■ **Records for the exercise**:
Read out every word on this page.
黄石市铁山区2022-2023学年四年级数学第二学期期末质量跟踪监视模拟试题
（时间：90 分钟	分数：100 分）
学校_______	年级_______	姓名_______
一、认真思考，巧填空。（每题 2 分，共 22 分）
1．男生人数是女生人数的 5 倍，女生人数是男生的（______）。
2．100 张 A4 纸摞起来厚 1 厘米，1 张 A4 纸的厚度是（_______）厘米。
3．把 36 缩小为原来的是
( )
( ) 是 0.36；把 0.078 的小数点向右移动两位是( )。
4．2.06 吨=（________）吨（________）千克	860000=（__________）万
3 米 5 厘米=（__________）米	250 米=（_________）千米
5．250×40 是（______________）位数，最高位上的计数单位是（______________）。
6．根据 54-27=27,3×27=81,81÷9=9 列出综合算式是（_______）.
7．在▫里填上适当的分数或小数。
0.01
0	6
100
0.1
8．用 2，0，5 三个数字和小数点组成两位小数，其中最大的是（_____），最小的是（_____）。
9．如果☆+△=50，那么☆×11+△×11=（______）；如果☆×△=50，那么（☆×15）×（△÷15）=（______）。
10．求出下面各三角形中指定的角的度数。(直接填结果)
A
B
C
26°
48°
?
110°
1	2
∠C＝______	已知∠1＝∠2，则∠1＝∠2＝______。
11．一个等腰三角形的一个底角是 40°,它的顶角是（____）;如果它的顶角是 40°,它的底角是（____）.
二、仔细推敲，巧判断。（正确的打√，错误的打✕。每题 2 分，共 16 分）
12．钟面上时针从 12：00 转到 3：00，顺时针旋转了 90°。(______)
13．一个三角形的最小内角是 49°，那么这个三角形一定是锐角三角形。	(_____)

■ **Stated exercise**: Using the exact wording, write out all of the records.

■ **Solved exercise**:
Read out every word on this page.
黄石市铁山区2022-2023学年四年级数学第二学期期末质量跟踪监视模拟试题
（时间：90 分钟	分数：100 分）
学校_______	年级_______	姓名_______
一、认真思考，巧填空。（每题 2 分，共 22 分）
1．男生人数是女生人数的 5 倍，女生人数是男生的（______）。
2．100 张 A4 纸摞起来厚 1 厘米，1 张 A4 纸的厚度是（_______）厘米。
3．把 36 缩小为原来的是
( )
( ) 是 0.36；把 0.078 的小数点向右移动两位是( )。
4．2.06 吨=（________）吨（________）千克	860000=（__________）万
3 米 5 厘米=（__________）米	250 米=（_________）千米
5．250×40 是（______________）位数，最高位上的计数单位是（______________）。
6．根据 54-27=27,3×27=81,81÷9=9 列出综合算式是（_______）.
7．在▫里填上适当的分数或小数。
0.01
0	6
100
0.1
8．用 2，0，5 三个数字和小数点组成两位小数，其中最大的是（_____），最小的是（_____）。
9．如果☆+△=50，那么☆×11+△×11=（______）；如果☆×△=50，那么（☆×15）×（△÷15）=（______）。
10．求出下面各三角形中指定的角的度数。(直接填结果)
A
B
C
26°
48°
?
110°
1	2
∠C＝______	已知∠1＝∠2，则∠1＝∠2＝______。
11．一个等腰三角形的一个底角是 40°,它的顶角是（____）;如果它的顶角是 40°,它的底角是（____）.
二、仔细推敲，巧判断。（正确的打√，错误的打✕。每题 2 分，共 16 分）
12．钟面上时针从 12：00 转到 3：00，顺时针旋转了 90°。(______)
13．一个三角形的最小内角是 49°，那么这个三角形一定是锐角三角形。	(_____)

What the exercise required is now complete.